**REQUIREMENTS**
Restate the data word for word and leave the images out.

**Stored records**
----
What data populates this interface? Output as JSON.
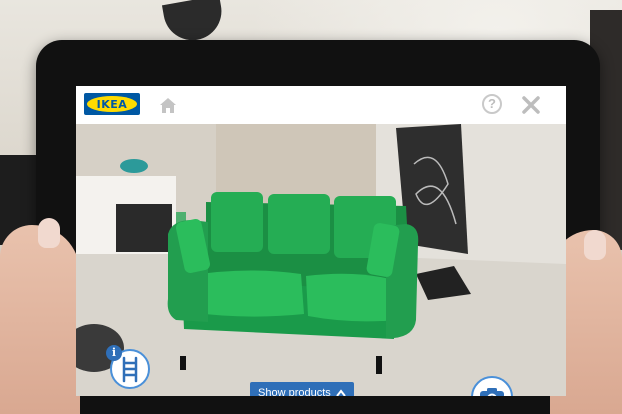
{
  "app": {
    "logo_text": "IKEA",
    "brand_colors": {
      "blue": "#0058a3",
      "yellow": "#ffdb00"
    },
    "topbar": {
      "home_icon": "home-icon",
      "help_label": "?",
      "close_icon": "close-icon"
    }
  },
  "scene": {
    "product_color": "#1fa24e",
    "product_icon": "sofa"
  },
  "controls": {
    "chair_button_icon": "chair-icon",
    "info_badge_text": "i",
    "show_products_label": "Show products",
    "show_products_icon": "chevron-up-icon",
    "camera_icon": "camera-icon",
    "accent_color": "#2f6fb8"
  }
}
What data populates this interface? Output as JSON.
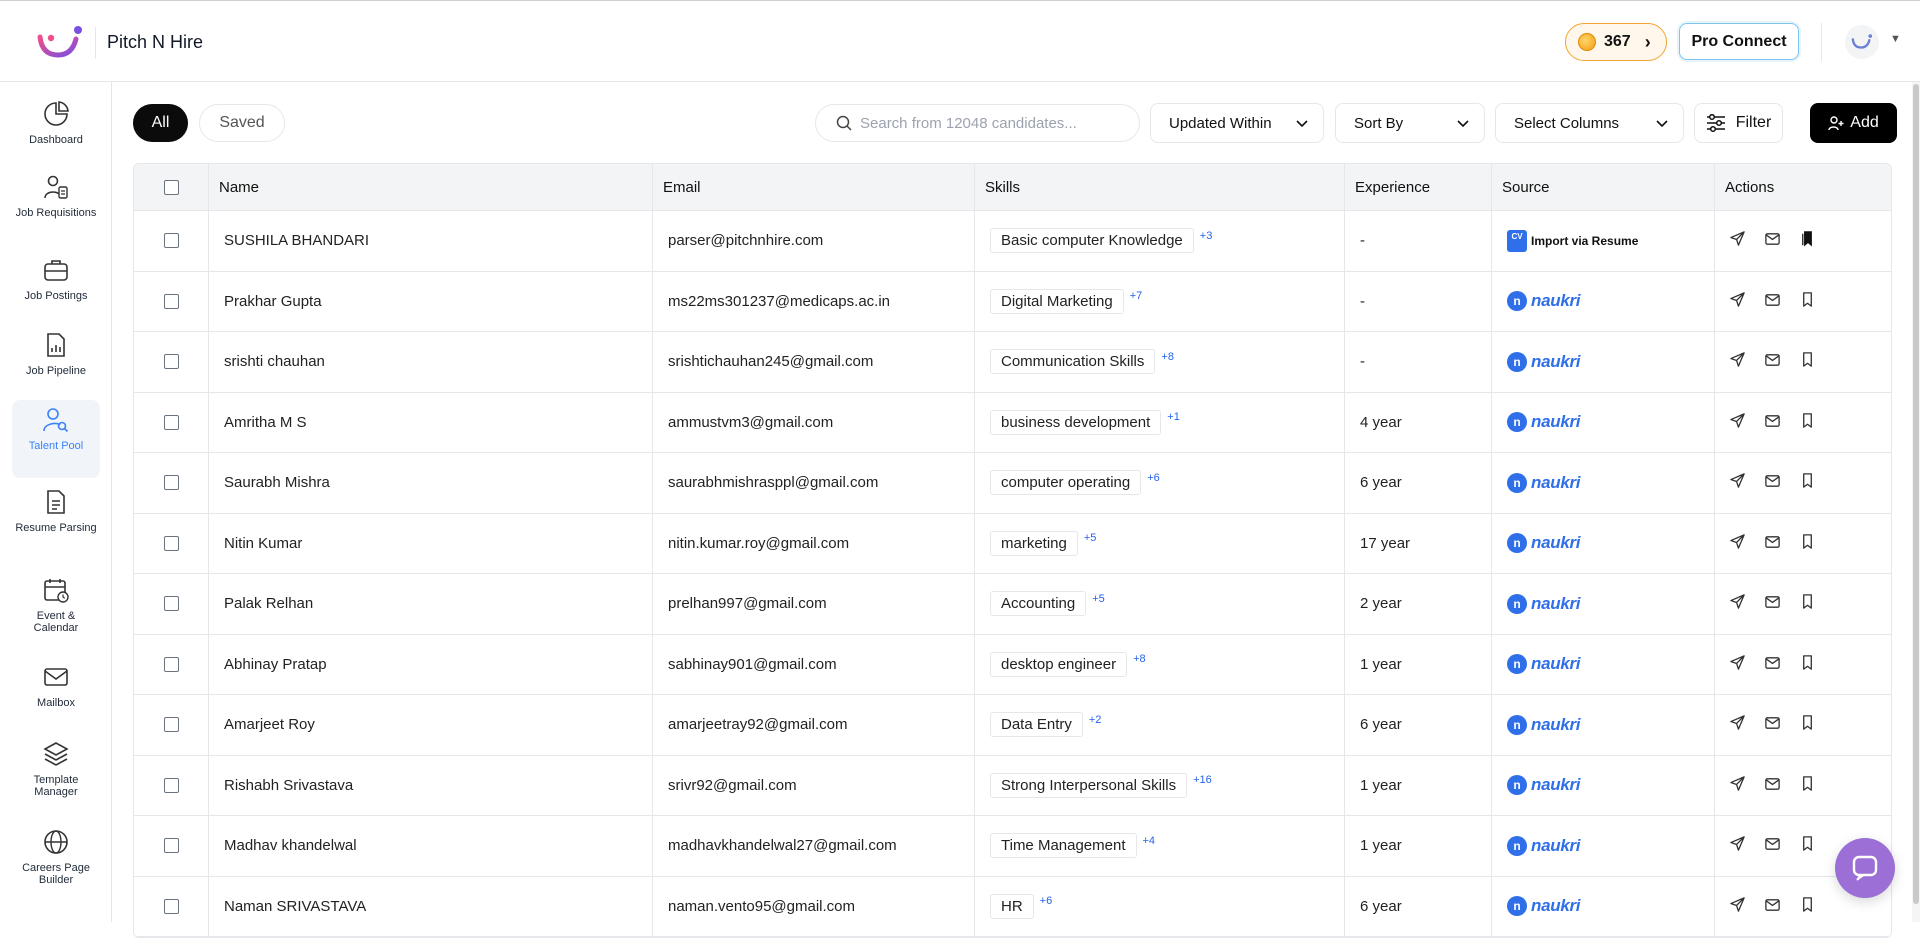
{
  "app": {
    "title": "Pitch N Hire"
  },
  "header": {
    "coins": "367",
    "pro_connect": "Pro Connect"
  },
  "sidebar": {
    "items": [
      {
        "label": "Dashboard",
        "icon": "pie-chart-icon"
      },
      {
        "label": "Job Requisitions",
        "icon": "user-document-icon"
      },
      {
        "label": "Job Postings",
        "icon": "briefcase-icon"
      },
      {
        "label": "Job Pipeline",
        "icon": "report-chart-icon"
      },
      {
        "label": "Talent Pool",
        "icon": "user-search-icon",
        "active": true
      },
      {
        "label": "Resume Parsing",
        "icon": "document-lines-icon"
      },
      {
        "label": "Event & Calendar",
        "icon": "calendar-icon"
      },
      {
        "label": "Mailbox",
        "icon": "mail-icon"
      },
      {
        "label": "Template Manager",
        "icon": "layers-icon"
      },
      {
        "label": "Careers Page Builder",
        "icon": "globe-icon"
      }
    ]
  },
  "toolbar": {
    "tab_all": "All",
    "tab_saved": "Saved",
    "search_placeholder": "Search from 12048 candidates...",
    "updated_within": "Updated Within",
    "sort_by": "Sort By",
    "select_columns": "Select Columns",
    "filter": "Filter",
    "add": "Add"
  },
  "table": {
    "columns": [
      "Name",
      "Email",
      "Skills",
      "Experience",
      "Source",
      "Actions"
    ],
    "rows": [
      {
        "name": "SUSHILA BHANDARI",
        "email": "parser@pitchnhire.com",
        "skill": "Basic computer Knowledge",
        "more": "+3",
        "experience": "-",
        "source": "Import via Resume",
        "saved": true
      },
      {
        "name": "Prakhar Gupta",
        "email": "ms22ms301237@medicaps.ac.in",
        "skill": "Digital Marketing",
        "more": "+7",
        "experience": "-",
        "source": "naukri"
      },
      {
        "name": "srishti chauhan",
        "email": "srishtichauhan245@gmail.com",
        "skill": "Communication Skills",
        "more": "+8",
        "experience": "-",
        "source": "naukri"
      },
      {
        "name": "Amritha M S",
        "email": "ammustvm3@gmail.com",
        "skill": "business development",
        "more": "+1",
        "experience": "4 year",
        "source": "naukri"
      },
      {
        "name": "Saurabh Mishra",
        "email": "saurabhmishrasppl@gmail.com",
        "skill": "computer operating",
        "more": "+6",
        "experience": "6 year",
        "source": "naukri"
      },
      {
        "name": "Nitin Kumar",
        "email": "nitin.kumar.roy@gmail.com",
        "skill": "marketing",
        "more": "+5",
        "experience": "17 year",
        "source": "naukri"
      },
      {
        "name": "Palak Relhan",
        "email": "prelhan997@gmail.com",
        "skill": "Accounting",
        "more": "+5",
        "experience": "2 year",
        "source": "naukri"
      },
      {
        "name": "Abhinay Pratap",
        "email": "sabhinay901@gmail.com",
        "skill": "desktop engineer",
        "more": "+8",
        "experience": "1 year",
        "source": "naukri"
      },
      {
        "name": "Amarjeet Roy",
        "email": "amarjeetray92@gmail.com",
        "skill": "Data Entry",
        "more": "+2",
        "experience": "6 year",
        "source": "naukri"
      },
      {
        "name": "Rishabh Srivastava",
        "email": "srivr92@gmail.com",
        "skill": "Strong Interpersonal Skills",
        "more": "+16",
        "experience": "1 year",
        "source": "naukri"
      },
      {
        "name": "Madhav khandelwal",
        "email": "madhavkhandelwal27@gmail.com",
        "skill": "Time Management",
        "more": "+4",
        "experience": "1 year",
        "source": "naukri"
      },
      {
        "name": "Naman SRIVASTAVA",
        "email": "naman.vento95@gmail.com",
        "skill": "HR",
        "more": "+6",
        "experience": "6 year",
        "source": "naukri"
      }
    ]
  },
  "colors": {
    "accent": "#3b82f6",
    "naukri": "#2f6fea",
    "coin_border": "#f4a431",
    "chat": "#9b6fd6"
  }
}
----
**ANSWER TO THIS EXERCISE**
What data populates this interface? Output as JSON.
{
  "app": {
    "logo_text": "IKEA",
    "brand_colors": {
      "blue": "#0058a3",
      "yellow": "#ffdb00"
    },
    "topbar": {
      "home_icon": "home-icon",
      "help_label": "?",
      "close_icon": "close-icon"
    }
  },
  "scene": {
    "product_color": "#1fa24e",
    "product_icon": "sofa"
  },
  "controls": {
    "chair_button_icon": "chair-icon",
    "info_badge_text": "i",
    "show_products_label": "Show products",
    "show_products_icon": "chevron-up-icon",
    "camera_icon": "camera-icon",
    "accent_color": "#2f6fb8"
  }
}
What data populates this interface? Output as JSON.
{
  "app": {
    "title": "Pitch N Hire"
  },
  "header": {
    "coins": "367",
    "pro_connect": "Pro Connect"
  },
  "sidebar": {
    "items": [
      {
        "label": "Dashboard",
        "icon": "pie-chart-icon"
      },
      {
        "label": "Job Requisitions",
        "icon": "user-document-icon"
      },
      {
        "label": "Job Postings",
        "icon": "briefcase-icon"
      },
      {
        "label": "Job Pipeline",
        "icon": "report-chart-icon"
      },
      {
        "label": "Talent Pool",
        "icon": "user-search-icon",
        "active": true
      },
      {
        "label": "Resume Parsing",
        "icon": "document-lines-icon"
      },
      {
        "label": "Event & Calendar",
        "icon": "calendar-icon"
      },
      {
        "label": "Mailbox",
        "icon": "mail-icon"
      },
      {
        "label": "Template Manager",
        "icon": "layers-icon"
      },
      {
        "label": "Careers Page Builder",
        "icon": "globe-icon"
      }
    ]
  },
  "toolbar": {
    "tab_all": "All",
    "tab_saved": "Saved",
    "search_placeholder": "Search from 12048 candidates...",
    "updated_within": "Updated Within",
    "sort_by": "Sort By",
    "select_columns": "Select Columns",
    "filter": "Filter",
    "add": "Add"
  },
  "table": {
    "columns": [
      "Name",
      "Email",
      "Skills",
      "Experience",
      "Source",
      "Actions"
    ],
    "rows": [
      {
        "name": "SUSHILA BHANDARI",
        "email": "parser@pitchnhire.com",
        "skill": "Basic computer Knowledge",
        "more": "+3",
        "experience": "-",
        "source": "Import via Resume",
        "saved": true
      },
      {
        "name": "Prakhar Gupta",
        "email": "ms22ms301237@medicaps.ac.in",
        "skill": "Digital Marketing",
        "more": "+7",
        "experience": "-",
        "source": "naukri"
      },
      {
        "name": "srishti chauhan",
        "email": "srishtichauhan245@gmail.com",
        "skill": "Communication Skills",
        "more": "+8",
        "experience": "-",
        "source": "naukri"
      },
      {
        "name": "Amritha M S",
        "email": "ammustvm3@gmail.com",
        "skill": "business development",
        "more": "+1",
        "experience": "4 year",
        "source": "naukri"
      },
      {
        "name": "Saurabh Mishra",
        "email": "saurabhmishrasppl@gmail.com",
        "skill": "computer operating",
        "more": "+6",
        "experience": "6 year",
        "source": "naukri"
      },
      {
        "name": "Nitin Kumar",
        "email": "nitin.kumar.roy@gmail.com",
        "skill": "marketing",
        "more": "+5",
        "experience": "17 year",
        "source": "naukri"
      },
      {
        "name": "Palak Relhan",
        "email": "prelhan997@gmail.com",
        "skill": "Accounting",
        "more": "+5",
        "experience": "2 year",
        "source": "naukri"
      },
      {
        "name": "Abhinay Pratap",
        "email": "sabhinay901@gmail.com",
        "skill": "desktop engineer",
        "more": "+8",
        "experience": "1 year",
        "source": "naukri"
      },
      {
        "name": "Amarjeet Roy",
        "email": "amarjeetray92@gmail.com",
        "skill": "Data Entry",
        "more": "+2",
        "experience": "6 year",
        "source": "naukri"
      },
      {
        "name": "Rishabh Srivastava",
        "email": "srivr92@gmail.com",
        "skill": "Strong Interpersonal Skills",
        "more": "+16",
        "experience": "1 year",
        "source": "naukri"
      },
      {
        "name": "Madhav khandelwal",
        "email": "madhavkhandelwal27@gmail.com",
        "skill": "Time Management",
        "more": "+4",
        "experience": "1 year",
        "source": "naukri"
      },
      {
        "name": "Naman SRIVASTAVA",
        "email": "naman.vento95@gmail.com",
        "skill": "HR",
        "more": "+6",
        "experience": "6 year",
        "source": "naukri"
      }
    ]
  },
  "colors": {
    "accent": "#3b82f6",
    "naukri": "#2f6fea",
    "coin_border": "#f4a431",
    "chat": "#9b6fd6"
  }
}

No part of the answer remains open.